SHORT PROBLEM
Omit all pictures and give the records below again exactly as written.

------------------------------------------------------------

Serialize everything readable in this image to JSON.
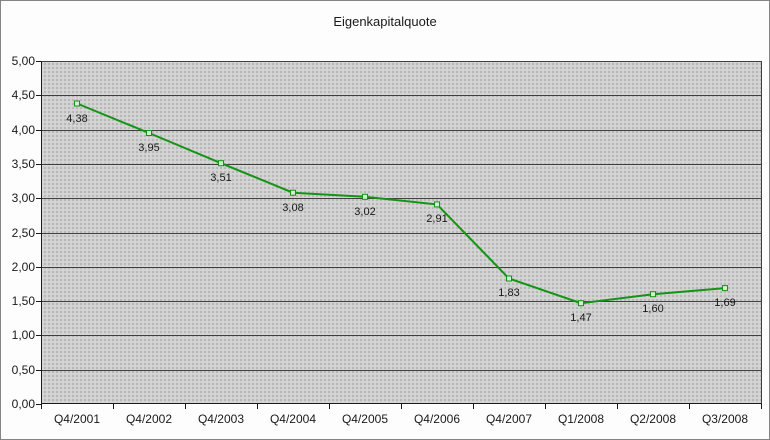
{
  "chart_data": {
    "type": "line",
    "title": "Eigenkapitalquote",
    "categories": [
      "Q4/2001",
      "Q4/2002",
      "Q4/2003",
      "Q4/2004",
      "Q4/2005",
      "Q4/2006",
      "Q4/2007",
      "Q1/2008",
      "Q2/2008",
      "Q3/2008"
    ],
    "values": [
      4.38,
      3.95,
      3.51,
      3.08,
      3.02,
      2.91,
      1.83,
      1.47,
      1.6,
      1.69
    ],
    "point_labels": [
      "4,38",
      "3,95",
      "3,51",
      "3,08",
      "3,02",
      "2,91",
      "1,83",
      "1,47",
      "1,60",
      "1,69"
    ],
    "y_tick_labels": [
      "5,00",
      "4,50",
      "4,00",
      "3,50",
      "3,00",
      "2,50",
      "2,00",
      "1,50",
      "1,00",
      "0,50",
      "0,00"
    ],
    "ylim": [
      0,
      5
    ],
    "y_step": 0.5,
    "xlabel": "",
    "ylabel": "",
    "legend": "none",
    "grid": "horizontal-major",
    "colors": {
      "series_line": "#149414",
      "marker_fill": "#ccf2cc",
      "marker_border": "#149414",
      "plot_background": "#b7b7b7",
      "plot_pattern": "#d6d6d6",
      "gridline": "#404040",
      "axis": "#1a1a1a",
      "chart_background": "#fdfdfd",
      "outer_border": "#848484",
      "text": "#1a1a1a"
    }
  }
}
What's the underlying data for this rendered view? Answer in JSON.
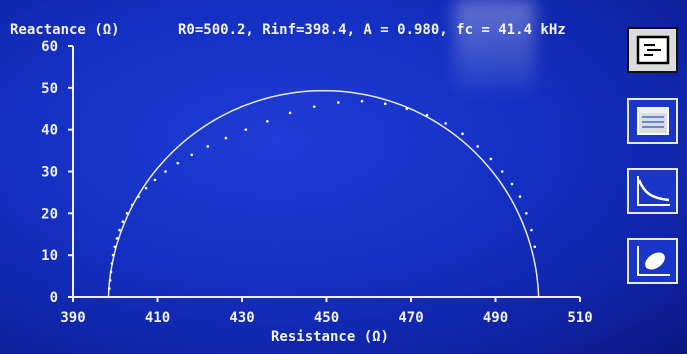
{
  "header": {
    "ylabel": "Reactance (Ω)",
    "params": "R0=500.2, Rinf=398.4, A = 0.980, fc = 41.4 kHz"
  },
  "chart_data": {
    "type": "scatter",
    "title": "",
    "xlabel": "Resistance (Ω)",
    "ylabel": "Reactance (Ω)",
    "xlim": [
      390,
      510
    ],
    "ylim": [
      0,
      60
    ],
    "x_ticks": [
      "390",
      "410",
      "430",
      "450",
      "470",
      "490",
      "510"
    ],
    "y_ticks": [
      "0",
      "10",
      "20",
      "30",
      "40",
      "50",
      "60"
    ],
    "grid": false,
    "fit": {
      "R0": 500.2,
      "Rinf": 398.4,
      "A": 0.98
    },
    "series": [
      {
        "x": [
          398.6,
          398.8,
          399.0,
          399.2,
          399.5,
          399.9,
          400.4,
          401.0,
          401.8,
          402.8,
          404.0,
          405.5,
          407.3,
          409.4,
          411.9,
          414.8,
          418.1,
          421.9,
          426.2,
          430.9,
          436.0,
          441.4,
          447.1,
          452.8,
          458.4,
          463.9,
          469.0,
          473.8,
          478.2,
          482.2,
          485.8,
          488.9,
          491.6,
          493.9,
          495.8,
          497.3,
          498.5,
          499.3
        ],
        "y": [
          2,
          4,
          6,
          8,
          10,
          12,
          14,
          16,
          18,
          20,
          22,
          24,
          26,
          28,
          30,
          32,
          34,
          36,
          38,
          40,
          42,
          44,
          45.5,
          46.5,
          46.8,
          46.2,
          45,
          43.5,
          41.5,
          39,
          36,
          33,
          30,
          27,
          24,
          20,
          16,
          12
        ]
      }
    ]
  },
  "sidebar": {
    "buttons": [
      {
        "name": "report-view-icon",
        "active": true
      },
      {
        "name": "table-view-icon",
        "active": false
      },
      {
        "name": "decay-curve-icon",
        "active": false
      },
      {
        "name": "ellipse-plot-icon",
        "active": false
      }
    ]
  }
}
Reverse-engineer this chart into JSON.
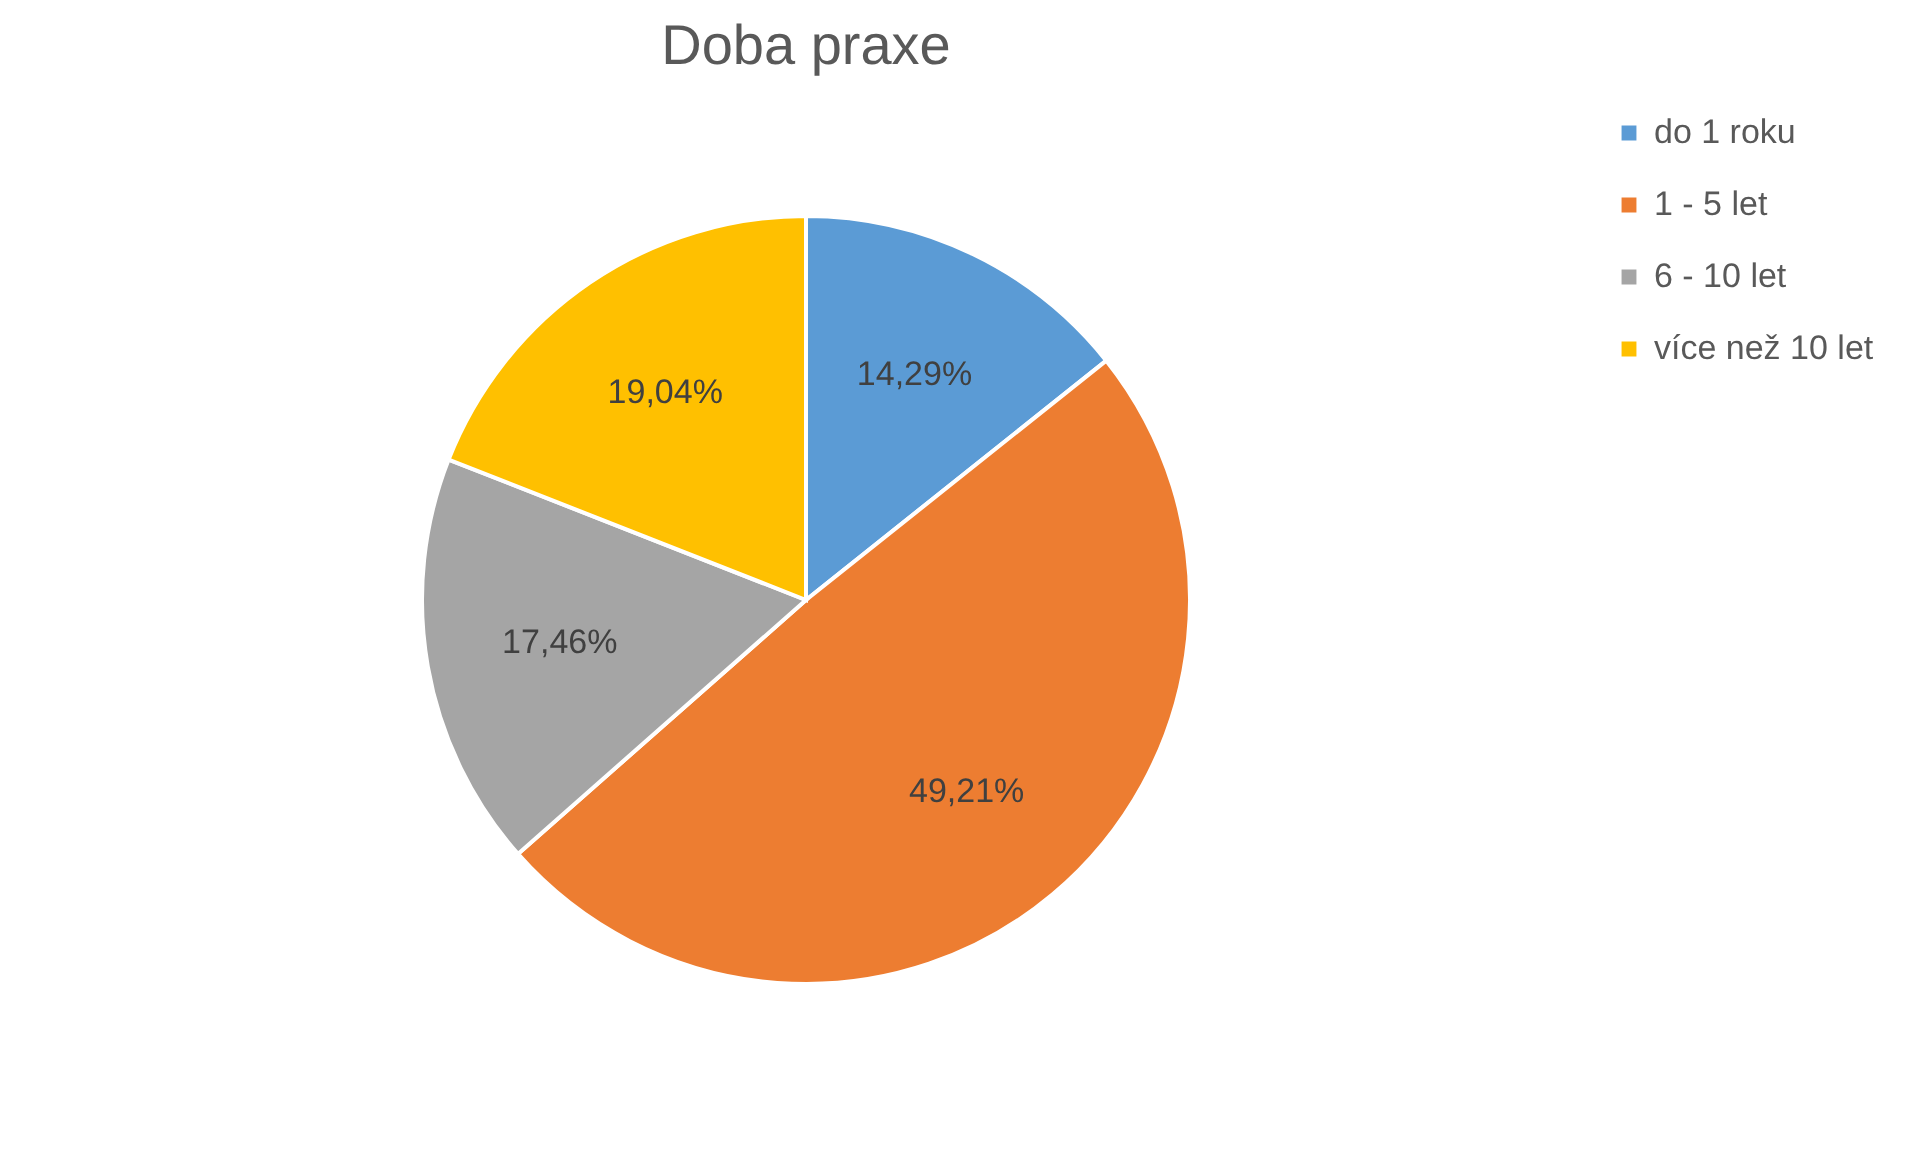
{
  "chart_data": {
    "type": "pie",
    "title": "Doba praxe",
    "categories": [
      "do 1 roku",
      "1 - 5 let",
      "6 - 10 let",
      "více než 10 let"
    ],
    "values": [
      14.29,
      49.21,
      17.46,
      19.04
    ],
    "value_labels": [
      "14,29%",
      "49,21%",
      "17,46%",
      "19,04%"
    ],
    "colors": [
      "#5b9bd5",
      "#ed7d31",
      "#a5a5a5",
      "#ffc000"
    ],
    "legend": "right"
  }
}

------------------------------------------------------------

PROBLEM SOLUTION
Serialize everything readable in this image to JSON.
{
  "chart_data": {
    "type": "line",
    "title": "Eigenkapitalquote",
    "categories": [
      "Q4/2001",
      "Q4/2002",
      "Q4/2003",
      "Q4/2004",
      "Q4/2005",
      "Q4/2006",
      "Q4/2007",
      "Q1/2008",
      "Q2/2008",
      "Q3/2008"
    ],
    "values": [
      4.38,
      3.95,
      3.51,
      3.08,
      3.02,
      2.91,
      1.83,
      1.47,
      1.6,
      1.69
    ],
    "point_labels": [
      "4,38",
      "3,95",
      "3,51",
      "3,08",
      "3,02",
      "2,91",
      "1,83",
      "1,47",
      "1,60",
      "1,69"
    ],
    "y_tick_labels": [
      "5,00",
      "4,50",
      "4,00",
      "3,50",
      "3,00",
      "2,50",
      "2,00",
      "1,50",
      "1,00",
      "0,50",
      "0,00"
    ],
    "ylim": [
      0,
      5
    ],
    "y_step": 0.5,
    "xlabel": "",
    "ylabel": "",
    "legend": "none",
    "grid": "horizontal-major",
    "colors": {
      "series_line": "#149414",
      "marker_fill": "#ccf2cc",
      "marker_border": "#149414",
      "plot_background": "#b7b7b7",
      "plot_pattern": "#d6d6d6",
      "gridline": "#404040",
      "axis": "#1a1a1a",
      "chart_background": "#fdfdfd",
      "outer_border": "#848484",
      "text": "#1a1a1a"
    }
  }
}
What's the underlying data for this rendered view? Answer in JSON.
{
  "header": {
    "ylabel": "Reactance (Ω)",
    "params": "R0=500.2, Rinf=398.4, A = 0.980, fc = 41.4 kHz"
  },
  "chart_data": {
    "type": "scatter",
    "title": "",
    "xlabel": "Resistance (Ω)",
    "ylabel": "Reactance (Ω)",
    "xlim": [
      390,
      510
    ],
    "ylim": [
      0,
      60
    ],
    "x_ticks": [
      "390",
      "410",
      "430",
      "450",
      "470",
      "490",
      "510"
    ],
    "y_ticks": [
      "0",
      "10",
      "20",
      "30",
      "40",
      "50",
      "60"
    ],
    "grid": false,
    "fit": {
      "R0": 500.2,
      "Rinf": 398.4,
      "A": 0.98
    },
    "series": [
      {
        "x": [
          398.6,
          398.8,
          399.0,
          399.2,
          399.5,
          399.9,
          400.4,
          401.0,
          401.8,
          402.8,
          404.0,
          405.5,
          407.3,
          409.4,
          411.9,
          414.8,
          418.1,
          421.9,
          426.2,
          430.9,
          436.0,
          441.4,
          447.1,
          452.8,
          458.4,
          463.9,
          469.0,
          473.8,
          478.2,
          482.2,
          485.8,
          488.9,
          491.6,
          493.9,
          495.8,
          497.3,
          498.5,
          499.3
        ],
        "y": [
          2,
          4,
          6,
          8,
          10,
          12,
          14,
          16,
          18,
          20,
          22,
          24,
          26,
          28,
          30,
          32,
          34,
          36,
          38,
          40,
          42,
          44,
          45.5,
          46.5,
          46.8,
          46.2,
          45,
          43.5,
          41.5,
          39,
          36,
          33,
          30,
          27,
          24,
          20,
          16,
          12
        ]
      }
    ]
  },
  "sidebar": {
    "buttons": [
      {
        "name": "report-view-icon",
        "active": true
      },
      {
        "name": "table-view-icon",
        "active": false
      },
      {
        "name": "decay-curve-icon",
        "active": false
      },
      {
        "name": "ellipse-plot-icon",
        "active": false
      }
    ]
  }
}
Reverse-engineer this chart into JSON.
{
  "chart_data": {
    "type": "pie",
    "title": "Doba praxe",
    "categories": [
      "do 1 roku",
      "1 - 5 let",
      "6 - 10 let",
      "více než 10 let"
    ],
    "values": [
      14.29,
      49.21,
      17.46,
      19.04
    ],
    "value_labels": [
      "14,29%",
      "49,21%",
      "17,46%",
      "19,04%"
    ],
    "colors": [
      "#5b9bd5",
      "#ed7d31",
      "#a5a5a5",
      "#ffc000"
    ],
    "legend": "right"
  }
}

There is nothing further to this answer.